DATA FOR THE TASK
━━━━━━━━━━━━━━━━━━━━━━━━━━━━━━
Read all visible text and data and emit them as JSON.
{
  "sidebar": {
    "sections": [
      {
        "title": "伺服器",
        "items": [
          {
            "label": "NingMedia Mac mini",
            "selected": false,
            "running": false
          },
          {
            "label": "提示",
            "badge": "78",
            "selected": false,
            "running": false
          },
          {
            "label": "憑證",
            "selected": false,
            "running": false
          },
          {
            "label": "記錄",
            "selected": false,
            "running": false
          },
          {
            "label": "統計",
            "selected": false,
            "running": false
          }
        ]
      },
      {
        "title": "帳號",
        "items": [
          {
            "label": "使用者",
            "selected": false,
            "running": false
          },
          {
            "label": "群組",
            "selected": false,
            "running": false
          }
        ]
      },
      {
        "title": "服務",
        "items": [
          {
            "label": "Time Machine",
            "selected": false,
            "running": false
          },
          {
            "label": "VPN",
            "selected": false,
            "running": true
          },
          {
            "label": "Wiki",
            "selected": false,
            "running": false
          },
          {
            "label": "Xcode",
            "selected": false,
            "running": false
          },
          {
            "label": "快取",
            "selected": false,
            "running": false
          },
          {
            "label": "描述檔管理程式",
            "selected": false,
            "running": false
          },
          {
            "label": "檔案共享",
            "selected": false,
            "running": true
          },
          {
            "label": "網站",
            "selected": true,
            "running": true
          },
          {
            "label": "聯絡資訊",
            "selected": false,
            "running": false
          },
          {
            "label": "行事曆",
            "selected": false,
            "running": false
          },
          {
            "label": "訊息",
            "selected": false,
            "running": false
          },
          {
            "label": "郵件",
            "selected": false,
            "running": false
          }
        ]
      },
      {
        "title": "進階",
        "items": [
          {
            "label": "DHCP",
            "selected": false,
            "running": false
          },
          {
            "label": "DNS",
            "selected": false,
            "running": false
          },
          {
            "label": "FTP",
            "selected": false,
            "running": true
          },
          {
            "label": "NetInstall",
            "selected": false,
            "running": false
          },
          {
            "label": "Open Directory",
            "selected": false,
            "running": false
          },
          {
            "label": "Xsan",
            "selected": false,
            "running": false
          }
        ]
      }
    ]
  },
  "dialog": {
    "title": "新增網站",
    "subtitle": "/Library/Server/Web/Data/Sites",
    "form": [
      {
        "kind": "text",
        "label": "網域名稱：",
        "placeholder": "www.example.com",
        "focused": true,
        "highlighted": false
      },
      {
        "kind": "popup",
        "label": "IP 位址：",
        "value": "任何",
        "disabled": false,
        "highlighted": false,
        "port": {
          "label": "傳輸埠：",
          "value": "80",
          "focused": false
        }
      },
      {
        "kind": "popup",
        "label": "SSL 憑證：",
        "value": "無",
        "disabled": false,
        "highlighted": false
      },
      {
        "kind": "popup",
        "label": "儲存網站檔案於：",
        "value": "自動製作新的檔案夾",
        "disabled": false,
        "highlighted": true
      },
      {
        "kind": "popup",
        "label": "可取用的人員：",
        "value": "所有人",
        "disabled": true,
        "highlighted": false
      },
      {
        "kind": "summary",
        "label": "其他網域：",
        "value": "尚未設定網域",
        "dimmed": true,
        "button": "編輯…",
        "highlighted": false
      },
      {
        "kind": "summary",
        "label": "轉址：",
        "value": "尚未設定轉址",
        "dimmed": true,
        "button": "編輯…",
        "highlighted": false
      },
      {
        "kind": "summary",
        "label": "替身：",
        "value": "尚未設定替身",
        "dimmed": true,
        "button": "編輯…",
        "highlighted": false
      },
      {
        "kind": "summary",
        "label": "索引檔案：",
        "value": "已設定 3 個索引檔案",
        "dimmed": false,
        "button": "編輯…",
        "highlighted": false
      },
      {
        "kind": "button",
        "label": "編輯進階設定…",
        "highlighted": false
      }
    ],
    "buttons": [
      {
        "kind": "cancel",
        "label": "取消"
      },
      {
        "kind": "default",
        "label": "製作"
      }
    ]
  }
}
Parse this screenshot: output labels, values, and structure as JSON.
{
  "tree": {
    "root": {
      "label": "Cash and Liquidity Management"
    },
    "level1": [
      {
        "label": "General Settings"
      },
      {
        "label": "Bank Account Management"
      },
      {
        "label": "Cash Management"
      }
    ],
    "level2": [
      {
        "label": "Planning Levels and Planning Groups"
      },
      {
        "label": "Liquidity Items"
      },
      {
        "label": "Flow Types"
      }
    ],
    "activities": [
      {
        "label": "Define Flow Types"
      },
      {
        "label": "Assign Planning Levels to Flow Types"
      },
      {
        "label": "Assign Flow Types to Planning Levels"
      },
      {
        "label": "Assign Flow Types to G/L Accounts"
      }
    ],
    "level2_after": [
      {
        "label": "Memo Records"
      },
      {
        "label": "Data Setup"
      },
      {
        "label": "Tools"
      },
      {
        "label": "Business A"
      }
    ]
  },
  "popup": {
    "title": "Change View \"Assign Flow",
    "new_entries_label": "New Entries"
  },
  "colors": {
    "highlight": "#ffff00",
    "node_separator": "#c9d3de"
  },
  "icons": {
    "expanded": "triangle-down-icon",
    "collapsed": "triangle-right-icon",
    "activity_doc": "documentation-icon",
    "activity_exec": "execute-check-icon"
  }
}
━━━━━━━━━━━━━━━━━━━━━━━━━━━━━━
REQUIRED TASK
Using the records above, select and copy every line that has the word "Cash".

EXERCISE RESPONSE
      "label": "Cash and Liquidity Management"
        "label": "Cash Management"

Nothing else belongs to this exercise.